Sort through the entries below and pull out lines containing the word "التفاعل".

===============

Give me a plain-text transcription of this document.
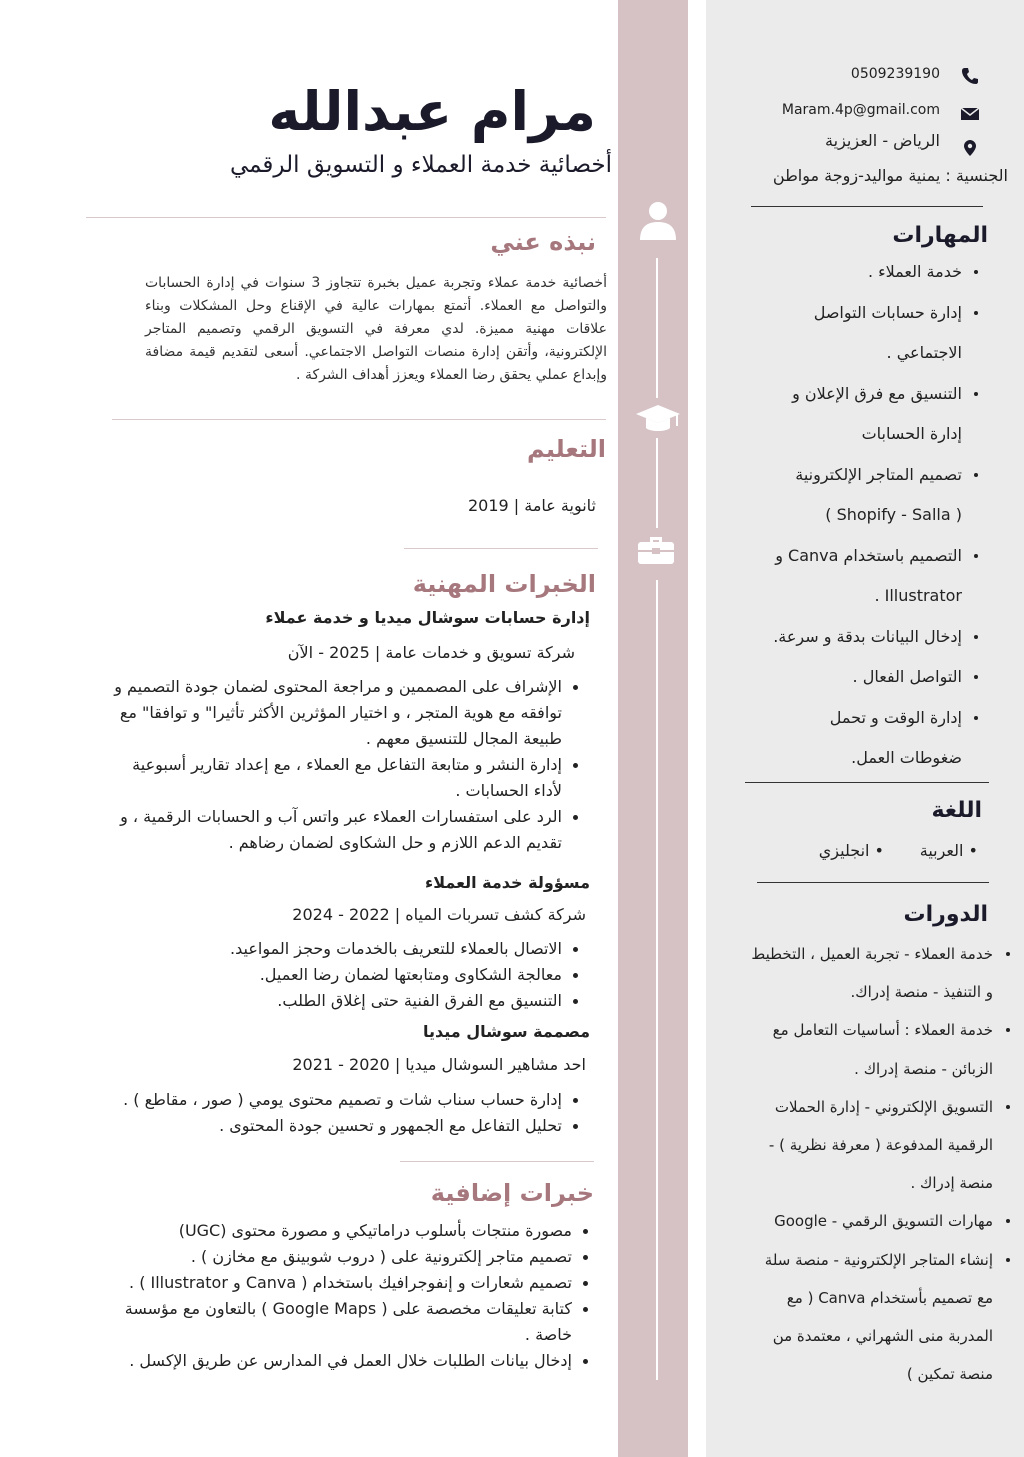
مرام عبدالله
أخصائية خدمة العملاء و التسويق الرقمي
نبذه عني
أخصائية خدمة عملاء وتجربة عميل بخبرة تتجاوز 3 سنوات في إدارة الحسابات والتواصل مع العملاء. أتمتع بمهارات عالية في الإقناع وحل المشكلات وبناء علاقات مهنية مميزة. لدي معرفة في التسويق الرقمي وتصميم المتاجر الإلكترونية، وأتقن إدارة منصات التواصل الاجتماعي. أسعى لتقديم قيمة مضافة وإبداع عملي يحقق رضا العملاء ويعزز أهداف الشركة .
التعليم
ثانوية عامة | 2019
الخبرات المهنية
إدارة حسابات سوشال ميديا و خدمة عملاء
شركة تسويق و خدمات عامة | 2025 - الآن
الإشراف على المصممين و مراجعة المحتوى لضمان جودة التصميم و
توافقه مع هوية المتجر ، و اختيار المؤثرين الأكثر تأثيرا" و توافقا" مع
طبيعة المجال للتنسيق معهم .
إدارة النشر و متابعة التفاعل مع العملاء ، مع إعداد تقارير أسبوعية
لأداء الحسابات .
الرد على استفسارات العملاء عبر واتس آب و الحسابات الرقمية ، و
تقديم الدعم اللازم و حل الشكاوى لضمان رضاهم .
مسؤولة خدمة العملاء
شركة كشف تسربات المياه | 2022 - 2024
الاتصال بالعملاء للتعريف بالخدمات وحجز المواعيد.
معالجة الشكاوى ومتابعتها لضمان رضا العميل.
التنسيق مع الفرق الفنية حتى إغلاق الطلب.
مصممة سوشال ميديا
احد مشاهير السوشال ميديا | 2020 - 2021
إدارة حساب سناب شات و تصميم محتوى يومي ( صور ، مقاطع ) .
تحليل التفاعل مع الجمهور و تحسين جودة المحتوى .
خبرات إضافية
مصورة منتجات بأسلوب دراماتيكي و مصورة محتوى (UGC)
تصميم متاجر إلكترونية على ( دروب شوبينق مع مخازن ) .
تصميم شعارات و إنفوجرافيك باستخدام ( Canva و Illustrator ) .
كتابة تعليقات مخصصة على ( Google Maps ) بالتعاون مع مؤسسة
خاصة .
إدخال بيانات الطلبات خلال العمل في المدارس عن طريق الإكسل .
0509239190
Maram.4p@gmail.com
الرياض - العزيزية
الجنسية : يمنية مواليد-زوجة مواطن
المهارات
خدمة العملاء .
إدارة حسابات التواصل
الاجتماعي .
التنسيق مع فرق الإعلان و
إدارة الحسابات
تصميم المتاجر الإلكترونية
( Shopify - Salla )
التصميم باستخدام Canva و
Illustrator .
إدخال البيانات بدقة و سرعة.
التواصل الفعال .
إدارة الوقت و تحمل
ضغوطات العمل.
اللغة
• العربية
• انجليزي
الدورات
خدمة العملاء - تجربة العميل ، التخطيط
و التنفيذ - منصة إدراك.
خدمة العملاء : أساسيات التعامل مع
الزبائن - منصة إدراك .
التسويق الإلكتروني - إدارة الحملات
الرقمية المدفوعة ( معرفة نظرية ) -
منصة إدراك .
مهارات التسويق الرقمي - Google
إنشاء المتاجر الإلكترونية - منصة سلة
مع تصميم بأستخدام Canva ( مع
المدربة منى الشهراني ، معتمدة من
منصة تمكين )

===============

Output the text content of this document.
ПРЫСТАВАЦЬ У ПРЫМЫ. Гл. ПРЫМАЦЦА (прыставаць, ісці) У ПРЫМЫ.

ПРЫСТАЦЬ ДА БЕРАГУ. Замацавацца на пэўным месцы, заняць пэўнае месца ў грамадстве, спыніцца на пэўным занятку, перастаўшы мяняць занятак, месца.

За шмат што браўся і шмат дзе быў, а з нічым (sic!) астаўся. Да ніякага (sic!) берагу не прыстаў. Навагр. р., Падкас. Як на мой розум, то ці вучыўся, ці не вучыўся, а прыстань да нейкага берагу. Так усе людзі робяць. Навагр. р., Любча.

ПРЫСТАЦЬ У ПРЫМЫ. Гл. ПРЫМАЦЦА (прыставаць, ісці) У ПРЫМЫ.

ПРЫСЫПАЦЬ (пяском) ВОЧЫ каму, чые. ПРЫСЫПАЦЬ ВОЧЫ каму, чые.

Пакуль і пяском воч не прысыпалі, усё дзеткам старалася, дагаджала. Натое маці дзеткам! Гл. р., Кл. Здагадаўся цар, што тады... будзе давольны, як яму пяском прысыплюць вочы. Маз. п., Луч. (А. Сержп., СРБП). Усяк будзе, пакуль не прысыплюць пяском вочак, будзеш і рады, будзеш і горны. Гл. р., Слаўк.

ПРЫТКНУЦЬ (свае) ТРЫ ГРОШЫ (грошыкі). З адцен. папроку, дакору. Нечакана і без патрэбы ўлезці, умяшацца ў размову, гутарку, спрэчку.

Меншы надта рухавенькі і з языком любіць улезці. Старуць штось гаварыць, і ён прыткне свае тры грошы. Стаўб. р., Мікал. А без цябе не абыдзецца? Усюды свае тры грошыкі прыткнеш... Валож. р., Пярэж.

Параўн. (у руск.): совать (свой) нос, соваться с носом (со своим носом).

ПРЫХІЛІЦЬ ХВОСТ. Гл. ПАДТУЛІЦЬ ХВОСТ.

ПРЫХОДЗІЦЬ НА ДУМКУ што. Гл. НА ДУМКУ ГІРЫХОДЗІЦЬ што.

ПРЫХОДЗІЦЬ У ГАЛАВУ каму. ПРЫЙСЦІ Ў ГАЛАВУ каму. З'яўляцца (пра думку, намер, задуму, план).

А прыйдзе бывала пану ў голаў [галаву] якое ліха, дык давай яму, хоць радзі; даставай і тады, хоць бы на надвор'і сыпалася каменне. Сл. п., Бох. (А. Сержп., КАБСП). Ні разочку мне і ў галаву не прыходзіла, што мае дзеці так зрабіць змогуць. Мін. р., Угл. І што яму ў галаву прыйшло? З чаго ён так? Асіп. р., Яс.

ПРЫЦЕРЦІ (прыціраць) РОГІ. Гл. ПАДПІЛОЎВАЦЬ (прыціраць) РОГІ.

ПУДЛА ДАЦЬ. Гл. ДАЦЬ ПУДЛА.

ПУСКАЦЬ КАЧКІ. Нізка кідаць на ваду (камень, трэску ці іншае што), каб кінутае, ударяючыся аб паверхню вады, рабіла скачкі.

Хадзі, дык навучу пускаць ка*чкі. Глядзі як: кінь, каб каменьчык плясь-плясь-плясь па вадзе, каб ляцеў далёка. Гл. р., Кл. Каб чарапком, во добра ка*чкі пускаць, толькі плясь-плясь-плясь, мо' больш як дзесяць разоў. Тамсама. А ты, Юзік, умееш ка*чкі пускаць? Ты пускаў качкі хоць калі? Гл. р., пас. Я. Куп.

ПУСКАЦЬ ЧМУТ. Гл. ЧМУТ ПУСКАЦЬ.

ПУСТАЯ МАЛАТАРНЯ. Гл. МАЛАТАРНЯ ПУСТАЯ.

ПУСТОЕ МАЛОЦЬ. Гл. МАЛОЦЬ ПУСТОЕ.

===============

• Final result
إدارة النشر و متابعة التفاعل مع العملاء ، مع إعداد تقارير أسبوعية
تحليل التفاعل مع الجمهور و تحسين جودة المحتوى .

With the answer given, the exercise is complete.